#### Set exercise
Check every line for the word "セデック" and give the number of lines where it occurs, nothing else.

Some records
* * * * *

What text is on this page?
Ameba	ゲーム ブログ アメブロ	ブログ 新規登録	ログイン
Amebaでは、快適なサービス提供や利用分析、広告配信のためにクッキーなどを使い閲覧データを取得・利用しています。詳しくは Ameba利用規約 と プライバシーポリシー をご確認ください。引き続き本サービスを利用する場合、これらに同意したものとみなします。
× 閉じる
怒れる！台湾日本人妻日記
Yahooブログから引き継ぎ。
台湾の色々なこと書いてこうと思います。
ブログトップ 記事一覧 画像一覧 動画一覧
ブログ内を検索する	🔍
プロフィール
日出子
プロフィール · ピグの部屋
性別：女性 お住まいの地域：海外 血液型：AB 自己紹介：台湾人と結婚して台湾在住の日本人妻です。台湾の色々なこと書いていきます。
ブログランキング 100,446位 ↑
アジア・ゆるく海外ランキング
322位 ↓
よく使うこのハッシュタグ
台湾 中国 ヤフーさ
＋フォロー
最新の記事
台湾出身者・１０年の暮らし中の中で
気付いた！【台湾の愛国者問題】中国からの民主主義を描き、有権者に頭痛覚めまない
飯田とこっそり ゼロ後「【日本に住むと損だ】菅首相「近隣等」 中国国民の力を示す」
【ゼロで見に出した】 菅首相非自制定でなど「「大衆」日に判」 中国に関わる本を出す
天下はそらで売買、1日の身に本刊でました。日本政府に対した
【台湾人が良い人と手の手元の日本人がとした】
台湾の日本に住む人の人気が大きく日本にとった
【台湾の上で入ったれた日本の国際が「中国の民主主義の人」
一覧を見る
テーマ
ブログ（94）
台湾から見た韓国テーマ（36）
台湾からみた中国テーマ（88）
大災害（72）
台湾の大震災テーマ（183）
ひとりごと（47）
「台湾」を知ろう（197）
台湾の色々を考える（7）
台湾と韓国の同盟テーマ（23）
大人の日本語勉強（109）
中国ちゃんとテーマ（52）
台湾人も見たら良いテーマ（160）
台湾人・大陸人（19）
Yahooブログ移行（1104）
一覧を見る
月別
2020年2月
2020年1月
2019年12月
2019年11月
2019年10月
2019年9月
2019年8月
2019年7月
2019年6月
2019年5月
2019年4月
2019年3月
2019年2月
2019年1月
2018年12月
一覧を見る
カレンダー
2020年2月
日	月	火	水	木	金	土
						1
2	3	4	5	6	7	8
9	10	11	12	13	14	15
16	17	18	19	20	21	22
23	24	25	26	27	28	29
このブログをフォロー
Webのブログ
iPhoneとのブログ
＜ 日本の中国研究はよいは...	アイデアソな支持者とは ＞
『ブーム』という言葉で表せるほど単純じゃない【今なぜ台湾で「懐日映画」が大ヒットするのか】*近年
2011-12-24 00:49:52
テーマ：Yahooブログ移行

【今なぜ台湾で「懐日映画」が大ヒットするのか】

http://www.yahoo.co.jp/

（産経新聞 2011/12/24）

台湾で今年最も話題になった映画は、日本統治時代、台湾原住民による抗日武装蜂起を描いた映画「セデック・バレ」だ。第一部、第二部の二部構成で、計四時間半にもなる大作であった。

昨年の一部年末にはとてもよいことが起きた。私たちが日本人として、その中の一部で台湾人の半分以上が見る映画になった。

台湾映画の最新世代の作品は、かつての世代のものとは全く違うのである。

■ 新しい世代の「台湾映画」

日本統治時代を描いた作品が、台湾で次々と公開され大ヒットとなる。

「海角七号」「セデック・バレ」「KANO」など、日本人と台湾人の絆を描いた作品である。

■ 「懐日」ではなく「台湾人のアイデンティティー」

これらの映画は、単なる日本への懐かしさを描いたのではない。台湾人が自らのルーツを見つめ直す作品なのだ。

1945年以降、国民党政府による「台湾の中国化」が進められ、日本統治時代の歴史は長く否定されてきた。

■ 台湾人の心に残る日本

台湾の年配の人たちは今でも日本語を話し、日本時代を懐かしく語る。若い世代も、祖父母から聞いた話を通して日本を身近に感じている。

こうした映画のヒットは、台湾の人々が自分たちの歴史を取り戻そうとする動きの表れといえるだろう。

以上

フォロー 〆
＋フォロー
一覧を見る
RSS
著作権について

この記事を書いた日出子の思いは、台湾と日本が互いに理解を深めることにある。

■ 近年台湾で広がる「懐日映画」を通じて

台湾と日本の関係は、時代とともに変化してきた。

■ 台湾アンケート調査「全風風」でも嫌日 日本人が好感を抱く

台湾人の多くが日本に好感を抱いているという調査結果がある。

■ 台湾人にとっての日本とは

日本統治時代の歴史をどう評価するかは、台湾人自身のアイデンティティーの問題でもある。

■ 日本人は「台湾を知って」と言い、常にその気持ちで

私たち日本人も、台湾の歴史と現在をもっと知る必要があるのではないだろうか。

* * * * *

#### Response to this task
2